Entries from a dataset:

* start *

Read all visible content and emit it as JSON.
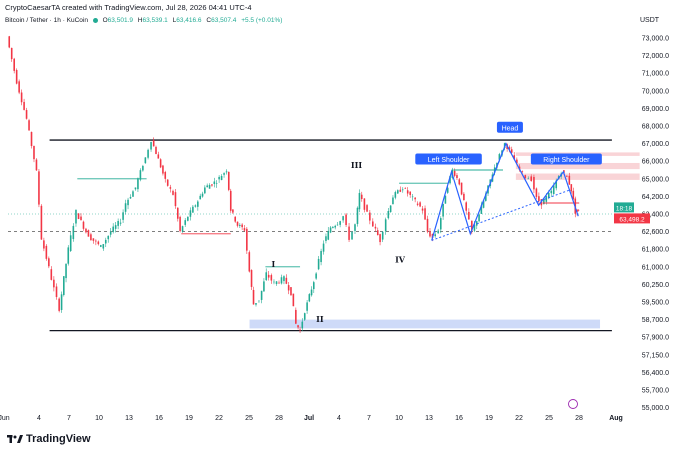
{
  "header": {
    "author_line": "CryptoCaesarTA created with TradingView.com, Jul 28, 2026 04:41 UTC-4"
  },
  "legend": {
    "symbol": "Bitcoin / Tether · 1h · KuCoin",
    "open_label": "O",
    "open": "63,501.9",
    "high_label": "H",
    "high": "63,539.1",
    "low_label": "L",
    "low": "63,416.6",
    "close_label": "C",
    "close": "63,507.4",
    "change": "+5.5 (+0.01%)"
  },
  "currency": "USDT",
  "footer": {
    "brand": "TradingView"
  },
  "colors": {
    "up": "#22ab94",
    "down": "#f23645",
    "wave": "#2962ff",
    "zone": "#c9d6f7",
    "supply": "#f8c9cd",
    "price_tag": "#f23645",
    "timer_tag": "#22ab94"
  },
  "chart_data": {
    "type": "candlestick",
    "y_ticks": [
      "73,000.0",
      "72,000.0",
      "71,000.0",
      "70,000.0",
      "69,000.0",
      "68,000.0",
      "67,000.0",
      "66,000.0",
      "65,000.0",
      "64,200.0",
      "63,400.0",
      "62,600.0",
      "61,800.0",
      "61,000.0",
      "60,250.0",
      "59,500.0",
      "58,700.0",
      "57,900.0",
      "57,150.0",
      "56,400.0",
      "55,700.0",
      "55,000.0"
    ],
    "x_ticks": [
      "Jun",
      "4",
      "7",
      "10",
      "13",
      "16",
      "19",
      "22",
      "25",
      "28",
      "Jul",
      "4",
      "7",
      "10",
      "13",
      "16",
      "19",
      "22",
      "25",
      "28",
      "Aug"
    ],
    "current_price": "63,498.2",
    "timer": "18:18",
    "series_path": [
      [
        0,
        73100
      ],
      [
        1,
        70500
      ],
      [
        2,
        68400
      ],
      [
        3,
        65400
      ],
      [
        3.5,
        62300
      ],
      [
        4.5,
        60500
      ],
      [
        5.3,
        59200
      ],
      [
        6.2,
        61800
      ],
      [
        7,
        63500
      ],
      [
        8,
        62600
      ],
      [
        8.5,
        62300
      ],
      [
        9.5,
        61900
      ],
      [
        10.5,
        62600
      ],
      [
        11.5,
        63100
      ],
      [
        12,
        63900
      ],
      [
        13,
        64600
      ],
      [
        14,
        66200
      ],
      [
        14.6,
        67200
      ],
      [
        15.3,
        66100
      ],
      [
        16,
        64900
      ],
      [
        16.8,
        64300
      ],
      [
        17.5,
        62600
      ],
      [
        18.3,
        63300
      ],
      [
        19.3,
        64000
      ],
      [
        20,
        64600
      ],
      [
        21.2,
        64900
      ],
      [
        22.2,
        65500
      ],
      [
        22.6,
        63600
      ],
      [
        23.3,
        62900
      ],
      [
        24,
        62700
      ],
      [
        24.5,
        60800
      ],
      [
        24.9,
        59400
      ],
      [
        25.5,
        59600
      ],
      [
        26.2,
        60700
      ],
      [
        27,
        60300
      ],
      [
        28,
        60500
      ],
      [
        28.7,
        59900
      ],
      [
        29.2,
        58500
      ],
      [
        29.6,
        58200
      ],
      [
        30.1,
        59100
      ],
      [
        31,
        60400
      ],
      [
        32,
        62100
      ],
      [
        32.7,
        62800
      ],
      [
        33.4,
        63000
      ],
      [
        34,
        63300
      ],
      [
        34.6,
        62300
      ],
      [
        35.2,
        62900
      ],
      [
        35.6,
        64300
      ],
      [
        36.4,
        63400
      ],
      [
        37,
        62900
      ],
      [
        37.7,
        62200
      ],
      [
        38.3,
        63200
      ],
      [
        39,
        64200
      ],
      [
        40,
        64600
      ],
      [
        41,
        64100
      ],
      [
        42,
        63600
      ],
      [
        42.5,
        62600
      ],
      [
        43,
        62300
      ],
      [
        43.6,
        62700
      ],
      [
        44.3,
        64300
      ],
      [
        45,
        65500
      ],
      [
        45.7,
        64800
      ],
      [
        46.4,
        63500
      ],
      [
        47,
        62600
      ],
      [
        47.7,
        63400
      ],
      [
        48.6,
        64600
      ],
      [
        49.5,
        66000
      ],
      [
        50.3,
        67000
      ],
      [
        51,
        66400
      ],
      [
        51.8,
        65500
      ],
      [
        52.4,
        65100
      ],
      [
        53,
        65000
      ],
      [
        53.5,
        64100
      ],
      [
        54,
        63900
      ],
      [
        55,
        64400
      ],
      [
        56,
        65400
      ],
      [
        56.6,
        65100
      ],
      [
        57,
        64500
      ],
      [
        57.4,
        63500
      ],
      [
        57.7,
        63500
      ]
    ],
    "levels": {
      "resistance": 67200,
      "neckline_dashed": 62600,
      "support_line": 58200,
      "demand_zone": [
        58300,
        58700
      ]
    },
    "annotations": [
      {
        "label": "I",
        "x": 26.8,
        "y": 61000
      },
      {
        "label": "II",
        "x": 31.5,
        "y": 58600
      },
      {
        "label": "III",
        "x": 35.2,
        "y": 65600
      },
      {
        "label": "IV",
        "x": 39.6,
        "y": 61200
      },
      {
        "label": "Left Shoulder",
        "x": 44.5,
        "y": 66100,
        "boxed": true
      },
      {
        "label": "Head",
        "x": 50.7,
        "y": 67900,
        "boxed": true
      },
      {
        "label": "Right Shoulder",
        "x": 56.4,
        "y": 66100,
        "boxed": true
      }
    ]
  }
}
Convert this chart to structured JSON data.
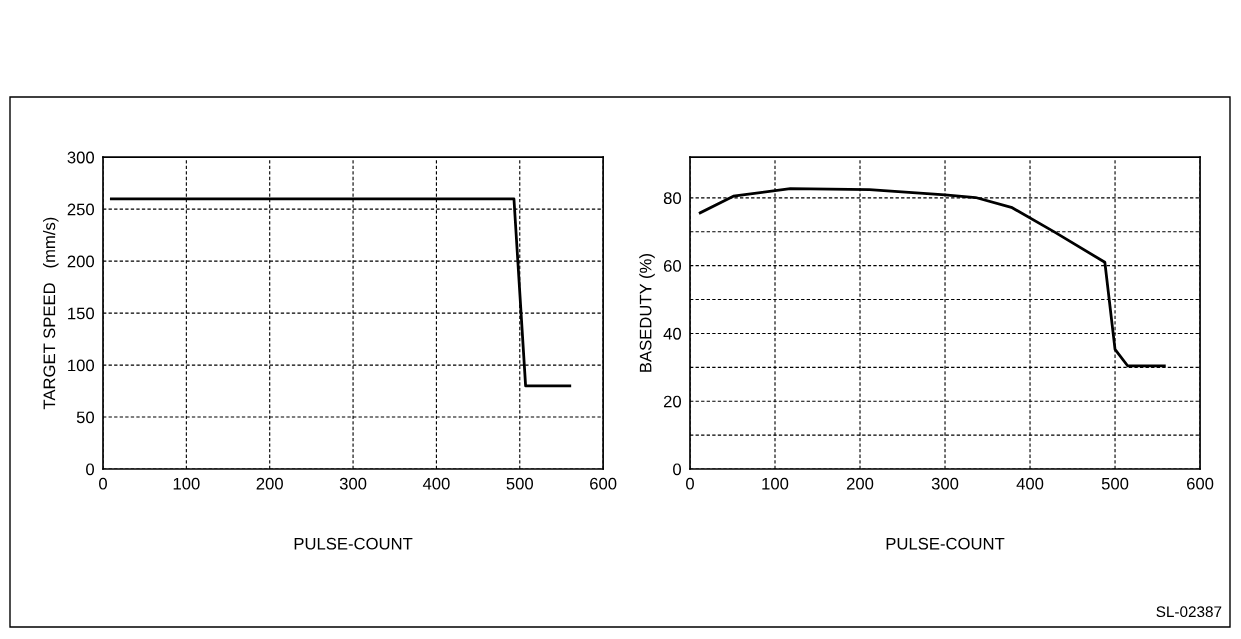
{
  "chart_data": [
    {
      "type": "line",
      "xlabel": "PULSE-COUNT",
      "ylabel": "TARGET SPEED   (mm/s)",
      "xlim": [
        0,
        600
      ],
      "ylim": [
        0,
        300
      ],
      "xticks": [
        0,
        100,
        200,
        300,
        400,
        500,
        600
      ],
      "yticks": [
        0,
        50,
        100,
        150,
        200,
        250,
        300
      ],
      "grid": true,
      "legend": false,
      "line_style": "solid",
      "marker": "none",
      "series": [
        {
          "color": "#000000",
          "x": [
            10,
            493,
            507,
            560
          ],
          "values": [
            260,
            260,
            80,
            80
          ]
        }
      ]
    },
    {
      "type": "line",
      "xlabel": "PULSE-COUNT",
      "ylabel": "BASEDUTY (%)",
      "xlim": [
        0,
        600
      ],
      "ylim": [
        0,
        92
      ],
      "xticks": [
        0,
        100,
        200,
        300,
        400,
        500,
        600
      ],
      "yticks": [
        0,
        {
          "value": 10,
          "label": null
        },
        20,
        {
          "value": 30,
          "label": null
        },
        40,
        {
          "value": 50,
          "label": null
        },
        60,
        {
          "value": 70,
          "label": null
        },
        80
      ],
      "grid": true,
      "legend": false,
      "line_style": "solid",
      "marker": "none",
      "annotations": [
        "SL-02387"
      ],
      "series": [
        {
          "color": "#000000",
          "x": [
            12,
            51,
            118,
            211,
            300,
            336,
            379,
            429,
            488,
            500,
            515,
            558
          ],
          "values": [
            75.6,
            80.5,
            82.7,
            82.4,
            80.9,
            80.1,
            77.1,
            69.9,
            61,
            35.3,
            30.4,
            30.4
          ]
        }
      ]
    }
  ]
}
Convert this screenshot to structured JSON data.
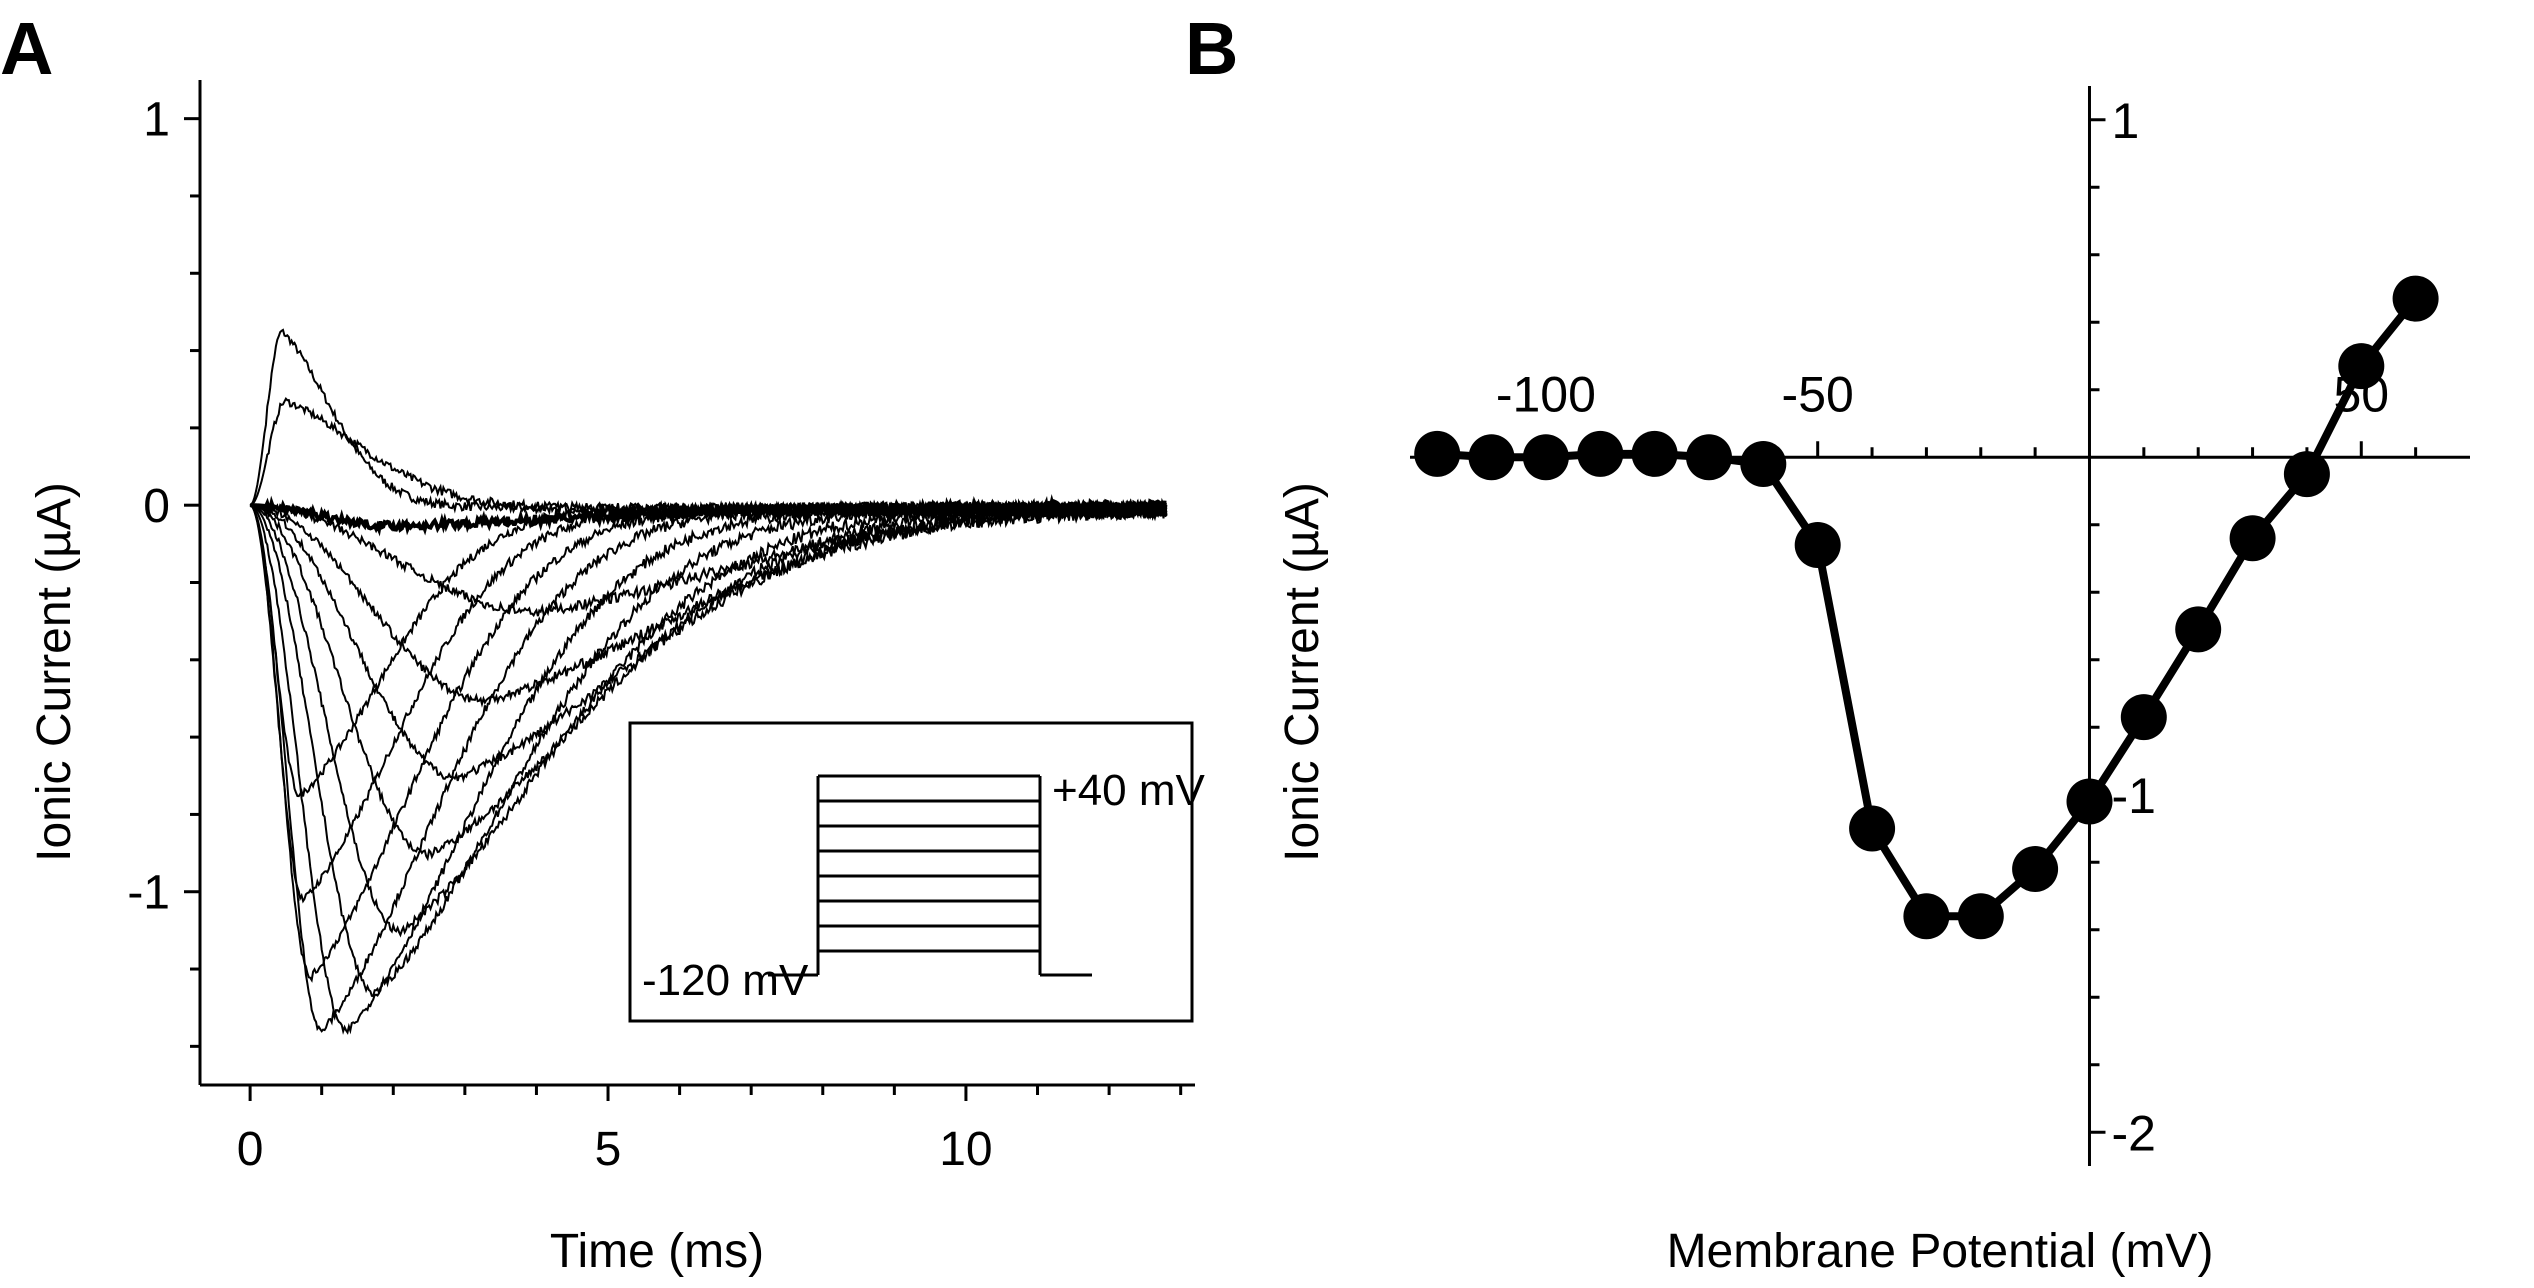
{
  "colors": {
    "background": "#ffffff",
    "ink": "#000000"
  },
  "chart_data": [
    {
      "panel": "A",
      "type": "line",
      "title": "",
      "xlabel": "Time (ms)",
      "ylabel": "Ionic Current (µA)",
      "xlim": [
        -0.7,
        13.2
      ],
      "ylim": [
        -1.5,
        1.1
      ],
      "xticks": [
        0,
        5,
        10
      ],
      "xtick_labels": [
        "0",
        "5",
        "10"
      ],
      "yticks": [
        -1,
        0,
        1
      ],
      "ytick_labels": [
        "-1",
        "0",
        "1"
      ],
      "x_minor_step": 1,
      "y_minor_step": 0.2,
      "grid": false,
      "trace_end_ms": 12.8,
      "series": [
        {
          "name": "trace 1",
          "peak_time_ms": 0.45,
          "peak_uA": 0.45,
          "decay_ms": 0.9
        },
        {
          "name": "trace 2",
          "peak_time_ms": 0.5,
          "peak_uA": 0.27,
          "decay_ms": 1.4
        },
        {
          "name": "trace 3",
          "peak_time_ms": 0.7,
          "peak_uA": -0.75,
          "decay_ms": 1.6
        },
        {
          "name": "trace 4",
          "peak_time_ms": 0.75,
          "peak_uA": -1.02,
          "decay_ms": 1.8
        },
        {
          "name": "trace 5",
          "peak_time_ms": 0.85,
          "peak_uA": -1.22,
          "decay_ms": 2.0
        },
        {
          "name": "trace 6",
          "peak_time_ms": 1.0,
          "peak_uA": -1.36,
          "decay_ms": 2.2
        },
        {
          "name": "trace 7",
          "peak_time_ms": 1.35,
          "peak_uA": -1.36,
          "decay_ms": 2.4
        },
        {
          "name": "trace 8",
          "peak_time_ms": 1.75,
          "peak_uA": -1.26,
          "decay_ms": 2.6
        },
        {
          "name": "trace 9",
          "peak_time_ms": 2.1,
          "peak_uA": -1.1,
          "decay_ms": 2.9
        },
        {
          "name": "trace 10",
          "peak_time_ms": 2.5,
          "peak_uA": -0.9,
          "decay_ms": 3.1
        },
        {
          "name": "trace 11",
          "peak_time_ms": 2.9,
          "peak_uA": -0.7,
          "decay_ms": 3.3
        },
        {
          "name": "trace 12",
          "peak_time_ms": 3.3,
          "peak_uA": -0.5,
          "decay_ms": 3.5
        },
        {
          "name": "trace 13",
          "peak_time_ms": 4.0,
          "peak_uA": -0.27,
          "decay_ms": 3.6
        },
        {
          "name": "trace 14",
          "peak_time_ms": 2.0,
          "peak_uA": -0.05,
          "decay_ms": 3.0
        }
      ],
      "inset": {
        "description": "voltage step protocol",
        "holding_label": "-120 mV",
        "max_step_label": "+40 mV",
        "step_count": 8
      }
    },
    {
      "panel": "B",
      "type": "line",
      "title": "",
      "xlabel": "Membrane Potential (mV)",
      "ylabel": "Ionic Current  (µA)",
      "xlim": [
        -125,
        70
      ],
      "ylim": [
        -2.1,
        1.1
      ],
      "xticks": [
        -100,
        -50,
        50
      ],
      "xtick_labels": [
        "-100",
        "-50",
        "50"
      ],
      "yticks": [
        1,
        -1,
        -2
      ],
      "ytick_labels": [
        "1",
        "-1",
        "-2"
      ],
      "x_minor_step": 10,
      "y_minor_step": 0.2,
      "grid": false,
      "x": [
        -120,
        -110,
        -100,
        -90,
        -80,
        -70,
        -60,
        -50,
        -40,
        -30,
        -20,
        -10,
        0,
        10,
        20,
        30,
        40,
        50,
        60
      ],
      "series": [
        {
          "name": "I-V",
          "values": [
            0.01,
            0.0,
            0.0,
            0.01,
            0.01,
            0.0,
            -0.02,
            -0.26,
            -1.1,
            -1.36,
            -1.36,
            -1.22,
            -1.02,
            -0.77,
            -0.51,
            -0.24,
            -0.05,
            0.27,
            0.47
          ]
        }
      ]
    }
  ],
  "panels": {
    "a": {
      "letter": "A"
    },
    "b": {
      "letter": "B"
    }
  }
}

* end *

Problem description -
Extract each line from the entries above that contains the string "ylabel".

Answer below -
      "ylabel": "TARGET SPEED   (mm/s)",
      "ylabel": "BASEDUTY (%)",
      "ylabel": "Ionic Current (µA)",
      "ylabel": "Ionic Current  (µA)",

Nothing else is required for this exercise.